* START Available data *

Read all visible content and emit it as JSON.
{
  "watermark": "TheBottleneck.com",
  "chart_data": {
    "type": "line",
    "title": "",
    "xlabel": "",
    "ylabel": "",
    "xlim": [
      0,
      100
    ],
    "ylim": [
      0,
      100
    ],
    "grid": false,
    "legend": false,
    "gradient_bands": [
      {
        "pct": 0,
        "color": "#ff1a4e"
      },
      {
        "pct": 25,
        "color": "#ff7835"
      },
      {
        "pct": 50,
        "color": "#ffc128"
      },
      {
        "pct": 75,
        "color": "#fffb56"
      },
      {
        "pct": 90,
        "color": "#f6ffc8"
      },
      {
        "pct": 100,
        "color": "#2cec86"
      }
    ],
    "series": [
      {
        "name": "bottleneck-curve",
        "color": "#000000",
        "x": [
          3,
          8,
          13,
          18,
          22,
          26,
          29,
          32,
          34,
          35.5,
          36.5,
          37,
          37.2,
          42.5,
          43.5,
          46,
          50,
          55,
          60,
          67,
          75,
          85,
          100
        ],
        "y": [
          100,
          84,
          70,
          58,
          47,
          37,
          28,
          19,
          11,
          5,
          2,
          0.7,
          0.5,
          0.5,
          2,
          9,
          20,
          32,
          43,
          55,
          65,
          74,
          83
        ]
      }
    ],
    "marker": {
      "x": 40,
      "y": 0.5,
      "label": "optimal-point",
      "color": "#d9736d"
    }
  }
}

* END Available data *

Task directions: Transcribe every entry verbatim.

Solution for this problem:
Read all visible content and emit it as JSON.
{
  "watermark": "TheBottleneck.com",
  "chart_data": {
    "type": "line",
    "title": "",
    "xlabel": "",
    "ylabel": "",
    "xlim": [
      0,
      100
    ],
    "ylim": [
      0,
      100
    ],
    "grid": false,
    "legend": false,
    "gradient_bands": [
      {
        "pct": 0,
        "color": "#ff1a4e"
      },
      {
        "pct": 25,
        "color": "#ff7835"
      },
      {
        "pct": 50,
        "color": "#ffc128"
      },
      {
        "pct": 75,
        "color": "#fffb56"
      },
      {
        "pct": 90,
        "color": "#f6ffc8"
      },
      {
        "pct": 100,
        "color": "#2cec86"
      }
    ],
    "series": [
      {
        "name": "bottleneck-curve",
        "color": "#000000",
        "x": [
          3,
          8,
          13,
          18,
          22,
          26,
          29,
          32,
          34,
          35.5,
          36.5,
          37,
          37.2,
          42.5,
          43.5,
          46,
          50,
          55,
          60,
          67,
          75,
          85,
          100
        ],
        "y": [
          100,
          84,
          70,
          58,
          47,
          37,
          28,
          19,
          11,
          5,
          2,
          0.7,
          0.5,
          0.5,
          2,
          9,
          20,
          32,
          43,
          55,
          65,
          74,
          83
        ]
      }
    ],
    "marker": {
      "x": 40,
      "y": 0.5,
      "label": "optimal-point",
      "color": "#d9736d"
    }
  }
}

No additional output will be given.